Task to carry out -
Report how many lines of these entries hold the string "nooit"; reply with the number alone.
##### Information shown
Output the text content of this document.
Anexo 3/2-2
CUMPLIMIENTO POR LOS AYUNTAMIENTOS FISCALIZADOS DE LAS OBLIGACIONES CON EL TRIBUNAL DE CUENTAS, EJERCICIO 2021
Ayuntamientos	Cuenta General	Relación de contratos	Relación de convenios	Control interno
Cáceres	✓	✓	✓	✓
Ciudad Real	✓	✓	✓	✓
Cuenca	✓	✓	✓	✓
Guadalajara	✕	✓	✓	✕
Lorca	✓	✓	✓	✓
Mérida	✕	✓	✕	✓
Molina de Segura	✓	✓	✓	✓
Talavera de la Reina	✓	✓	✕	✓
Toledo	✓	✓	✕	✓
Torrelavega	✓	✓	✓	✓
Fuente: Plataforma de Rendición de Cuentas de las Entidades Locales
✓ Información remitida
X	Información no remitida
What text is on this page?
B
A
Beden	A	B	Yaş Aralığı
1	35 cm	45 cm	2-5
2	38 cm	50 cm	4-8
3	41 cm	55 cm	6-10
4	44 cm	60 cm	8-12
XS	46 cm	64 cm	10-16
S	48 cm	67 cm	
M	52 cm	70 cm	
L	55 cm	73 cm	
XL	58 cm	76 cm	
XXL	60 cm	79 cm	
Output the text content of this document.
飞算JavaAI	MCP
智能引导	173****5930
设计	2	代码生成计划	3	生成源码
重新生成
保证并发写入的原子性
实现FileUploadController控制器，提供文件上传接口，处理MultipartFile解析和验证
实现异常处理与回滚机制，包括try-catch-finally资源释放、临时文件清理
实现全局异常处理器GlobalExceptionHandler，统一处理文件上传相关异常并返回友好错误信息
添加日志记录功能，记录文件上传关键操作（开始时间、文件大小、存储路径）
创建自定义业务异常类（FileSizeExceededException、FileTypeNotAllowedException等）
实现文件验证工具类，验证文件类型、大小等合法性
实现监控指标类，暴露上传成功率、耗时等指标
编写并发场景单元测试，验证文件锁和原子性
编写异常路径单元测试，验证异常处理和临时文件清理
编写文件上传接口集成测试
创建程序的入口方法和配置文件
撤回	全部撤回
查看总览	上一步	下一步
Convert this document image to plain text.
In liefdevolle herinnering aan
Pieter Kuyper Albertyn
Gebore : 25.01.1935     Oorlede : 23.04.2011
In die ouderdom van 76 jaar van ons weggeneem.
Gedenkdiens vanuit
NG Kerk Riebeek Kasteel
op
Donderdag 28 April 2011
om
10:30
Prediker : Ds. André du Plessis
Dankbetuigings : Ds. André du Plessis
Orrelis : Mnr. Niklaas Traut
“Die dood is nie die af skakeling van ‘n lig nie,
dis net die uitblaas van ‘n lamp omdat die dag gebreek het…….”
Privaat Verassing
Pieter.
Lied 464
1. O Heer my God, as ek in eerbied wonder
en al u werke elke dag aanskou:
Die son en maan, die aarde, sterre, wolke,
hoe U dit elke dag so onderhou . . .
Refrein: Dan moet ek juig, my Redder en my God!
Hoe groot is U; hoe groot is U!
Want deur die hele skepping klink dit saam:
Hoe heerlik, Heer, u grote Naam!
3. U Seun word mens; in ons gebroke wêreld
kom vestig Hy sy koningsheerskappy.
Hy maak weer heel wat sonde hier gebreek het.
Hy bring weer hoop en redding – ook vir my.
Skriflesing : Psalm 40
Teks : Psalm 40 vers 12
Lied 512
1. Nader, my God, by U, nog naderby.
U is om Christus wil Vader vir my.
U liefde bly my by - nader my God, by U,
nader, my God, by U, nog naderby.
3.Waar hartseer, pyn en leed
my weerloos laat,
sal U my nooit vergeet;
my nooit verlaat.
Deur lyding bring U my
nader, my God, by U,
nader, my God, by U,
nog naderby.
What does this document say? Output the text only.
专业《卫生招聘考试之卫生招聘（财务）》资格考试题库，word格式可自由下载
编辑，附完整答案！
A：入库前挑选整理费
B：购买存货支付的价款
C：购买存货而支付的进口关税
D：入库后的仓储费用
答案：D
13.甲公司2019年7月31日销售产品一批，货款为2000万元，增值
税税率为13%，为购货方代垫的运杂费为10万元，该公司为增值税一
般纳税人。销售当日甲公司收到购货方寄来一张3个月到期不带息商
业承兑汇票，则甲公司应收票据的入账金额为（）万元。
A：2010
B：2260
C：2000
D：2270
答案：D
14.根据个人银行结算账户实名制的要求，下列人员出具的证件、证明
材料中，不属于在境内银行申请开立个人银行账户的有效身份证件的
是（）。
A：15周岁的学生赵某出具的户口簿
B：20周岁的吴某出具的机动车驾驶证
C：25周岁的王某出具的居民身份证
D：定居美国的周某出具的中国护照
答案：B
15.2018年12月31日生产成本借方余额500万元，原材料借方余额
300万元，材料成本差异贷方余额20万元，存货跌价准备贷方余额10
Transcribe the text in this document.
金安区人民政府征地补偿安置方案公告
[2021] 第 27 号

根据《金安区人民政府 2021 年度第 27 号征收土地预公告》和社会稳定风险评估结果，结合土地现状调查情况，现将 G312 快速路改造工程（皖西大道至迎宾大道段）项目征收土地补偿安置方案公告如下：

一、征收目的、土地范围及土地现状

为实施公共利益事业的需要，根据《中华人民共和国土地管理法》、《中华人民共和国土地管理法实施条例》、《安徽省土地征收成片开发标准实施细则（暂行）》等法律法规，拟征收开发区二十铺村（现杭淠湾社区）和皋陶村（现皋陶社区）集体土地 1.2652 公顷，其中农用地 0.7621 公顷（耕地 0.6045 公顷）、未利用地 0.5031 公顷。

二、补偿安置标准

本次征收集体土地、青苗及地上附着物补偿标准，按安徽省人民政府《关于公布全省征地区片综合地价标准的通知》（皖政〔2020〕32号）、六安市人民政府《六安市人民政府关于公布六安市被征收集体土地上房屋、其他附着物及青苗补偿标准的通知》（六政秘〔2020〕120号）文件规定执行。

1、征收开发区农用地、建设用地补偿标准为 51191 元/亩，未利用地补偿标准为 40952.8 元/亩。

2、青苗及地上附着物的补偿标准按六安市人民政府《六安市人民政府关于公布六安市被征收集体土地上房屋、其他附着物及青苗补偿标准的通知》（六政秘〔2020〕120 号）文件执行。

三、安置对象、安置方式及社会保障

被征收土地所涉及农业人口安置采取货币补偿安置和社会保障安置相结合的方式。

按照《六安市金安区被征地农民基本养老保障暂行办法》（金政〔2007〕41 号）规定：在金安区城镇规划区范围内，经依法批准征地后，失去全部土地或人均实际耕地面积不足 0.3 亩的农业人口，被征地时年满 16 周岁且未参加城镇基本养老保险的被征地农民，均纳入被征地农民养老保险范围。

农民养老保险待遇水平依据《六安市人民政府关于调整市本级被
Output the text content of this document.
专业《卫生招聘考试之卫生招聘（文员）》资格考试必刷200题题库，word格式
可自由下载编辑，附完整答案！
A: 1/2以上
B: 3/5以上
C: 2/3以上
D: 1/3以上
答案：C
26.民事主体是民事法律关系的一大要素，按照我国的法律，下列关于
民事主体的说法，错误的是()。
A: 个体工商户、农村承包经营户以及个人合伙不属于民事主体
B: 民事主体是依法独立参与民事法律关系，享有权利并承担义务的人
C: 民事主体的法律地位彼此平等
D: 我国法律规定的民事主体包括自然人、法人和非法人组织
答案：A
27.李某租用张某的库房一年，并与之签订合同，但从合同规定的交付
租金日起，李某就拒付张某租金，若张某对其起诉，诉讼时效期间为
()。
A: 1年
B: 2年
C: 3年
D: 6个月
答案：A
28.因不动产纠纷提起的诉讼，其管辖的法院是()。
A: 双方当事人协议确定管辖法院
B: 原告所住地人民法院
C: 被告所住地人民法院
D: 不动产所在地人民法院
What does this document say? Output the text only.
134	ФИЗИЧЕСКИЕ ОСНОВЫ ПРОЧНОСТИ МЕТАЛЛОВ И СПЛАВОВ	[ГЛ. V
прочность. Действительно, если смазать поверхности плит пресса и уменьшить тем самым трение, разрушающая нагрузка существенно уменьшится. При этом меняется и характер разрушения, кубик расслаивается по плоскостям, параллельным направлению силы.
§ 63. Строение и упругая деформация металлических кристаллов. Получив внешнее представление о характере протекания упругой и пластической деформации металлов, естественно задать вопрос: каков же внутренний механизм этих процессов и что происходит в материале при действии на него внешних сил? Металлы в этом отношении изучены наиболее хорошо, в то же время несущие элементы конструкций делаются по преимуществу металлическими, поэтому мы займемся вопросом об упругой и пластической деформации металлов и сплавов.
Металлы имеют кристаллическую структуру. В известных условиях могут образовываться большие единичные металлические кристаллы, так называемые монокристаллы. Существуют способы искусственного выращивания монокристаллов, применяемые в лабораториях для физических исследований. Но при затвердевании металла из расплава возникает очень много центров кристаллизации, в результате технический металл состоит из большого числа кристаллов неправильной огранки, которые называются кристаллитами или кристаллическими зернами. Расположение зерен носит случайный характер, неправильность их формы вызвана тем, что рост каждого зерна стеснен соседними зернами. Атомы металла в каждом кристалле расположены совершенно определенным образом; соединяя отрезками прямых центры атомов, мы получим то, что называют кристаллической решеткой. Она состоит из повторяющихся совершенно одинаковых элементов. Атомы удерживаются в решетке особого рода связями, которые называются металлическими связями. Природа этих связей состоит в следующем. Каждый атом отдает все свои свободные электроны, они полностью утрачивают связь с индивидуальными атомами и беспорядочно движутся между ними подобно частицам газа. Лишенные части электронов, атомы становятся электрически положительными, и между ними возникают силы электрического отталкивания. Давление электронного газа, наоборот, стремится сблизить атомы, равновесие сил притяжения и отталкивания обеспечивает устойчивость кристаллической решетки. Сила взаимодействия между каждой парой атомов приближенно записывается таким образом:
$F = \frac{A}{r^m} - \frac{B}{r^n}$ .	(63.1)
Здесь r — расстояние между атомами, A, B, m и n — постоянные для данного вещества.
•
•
##########
Answer for the task -
2